◆ EXERCISE REQUIREMENTS
For every line in the records that has the word "Launch", make a copy.

# Start of DATA TO PROCESS

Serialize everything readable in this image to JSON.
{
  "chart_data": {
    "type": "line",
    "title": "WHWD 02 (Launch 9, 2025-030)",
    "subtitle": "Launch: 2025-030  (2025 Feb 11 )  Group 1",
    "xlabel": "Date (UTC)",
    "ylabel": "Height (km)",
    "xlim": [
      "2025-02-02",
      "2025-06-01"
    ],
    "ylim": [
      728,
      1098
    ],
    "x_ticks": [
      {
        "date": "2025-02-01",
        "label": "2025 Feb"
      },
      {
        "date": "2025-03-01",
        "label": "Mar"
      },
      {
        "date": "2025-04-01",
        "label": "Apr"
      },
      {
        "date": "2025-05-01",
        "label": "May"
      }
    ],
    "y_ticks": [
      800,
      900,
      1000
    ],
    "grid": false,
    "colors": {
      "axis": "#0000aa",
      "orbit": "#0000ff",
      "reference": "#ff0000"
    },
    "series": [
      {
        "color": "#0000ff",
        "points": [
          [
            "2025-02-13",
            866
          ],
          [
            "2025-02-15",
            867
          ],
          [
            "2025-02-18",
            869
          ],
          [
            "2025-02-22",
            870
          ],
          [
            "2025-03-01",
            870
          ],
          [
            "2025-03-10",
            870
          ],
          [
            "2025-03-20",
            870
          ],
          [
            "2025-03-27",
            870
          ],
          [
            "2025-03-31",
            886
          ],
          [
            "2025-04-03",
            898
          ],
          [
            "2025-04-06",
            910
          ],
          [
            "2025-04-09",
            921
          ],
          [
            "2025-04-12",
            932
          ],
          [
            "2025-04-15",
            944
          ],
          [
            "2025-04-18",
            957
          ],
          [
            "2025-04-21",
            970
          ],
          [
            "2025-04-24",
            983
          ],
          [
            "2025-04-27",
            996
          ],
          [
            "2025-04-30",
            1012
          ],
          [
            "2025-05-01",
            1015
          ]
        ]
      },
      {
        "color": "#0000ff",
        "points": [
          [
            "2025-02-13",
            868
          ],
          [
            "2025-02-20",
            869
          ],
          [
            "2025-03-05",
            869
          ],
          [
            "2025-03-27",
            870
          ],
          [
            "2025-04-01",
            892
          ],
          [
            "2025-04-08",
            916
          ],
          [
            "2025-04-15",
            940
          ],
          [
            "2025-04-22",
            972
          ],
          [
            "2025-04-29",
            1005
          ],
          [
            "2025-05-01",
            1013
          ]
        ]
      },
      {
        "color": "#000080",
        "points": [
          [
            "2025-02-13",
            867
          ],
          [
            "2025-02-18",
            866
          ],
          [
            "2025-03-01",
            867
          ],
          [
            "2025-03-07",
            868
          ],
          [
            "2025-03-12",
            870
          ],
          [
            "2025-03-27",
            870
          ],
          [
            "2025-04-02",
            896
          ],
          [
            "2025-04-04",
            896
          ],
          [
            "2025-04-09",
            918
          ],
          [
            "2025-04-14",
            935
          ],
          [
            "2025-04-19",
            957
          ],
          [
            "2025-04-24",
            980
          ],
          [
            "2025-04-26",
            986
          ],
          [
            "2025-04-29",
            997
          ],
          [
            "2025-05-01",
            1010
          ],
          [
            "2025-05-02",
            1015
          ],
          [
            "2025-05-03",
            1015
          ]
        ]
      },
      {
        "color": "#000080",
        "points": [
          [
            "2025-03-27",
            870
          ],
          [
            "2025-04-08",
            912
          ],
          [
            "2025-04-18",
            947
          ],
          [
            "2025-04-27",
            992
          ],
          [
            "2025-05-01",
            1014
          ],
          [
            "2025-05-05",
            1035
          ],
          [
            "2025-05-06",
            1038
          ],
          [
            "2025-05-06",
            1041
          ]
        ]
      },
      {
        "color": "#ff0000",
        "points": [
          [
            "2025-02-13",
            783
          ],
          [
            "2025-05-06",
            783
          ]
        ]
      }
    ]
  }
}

# End of DATA TO PROCESS

◆ THE COMPLETED TASK
    "title": "WHWD 02 (Launch 9, 2025-030)",
    "subtitle": "Launch: 2025-030  (2025 Feb 11 )  Group 1",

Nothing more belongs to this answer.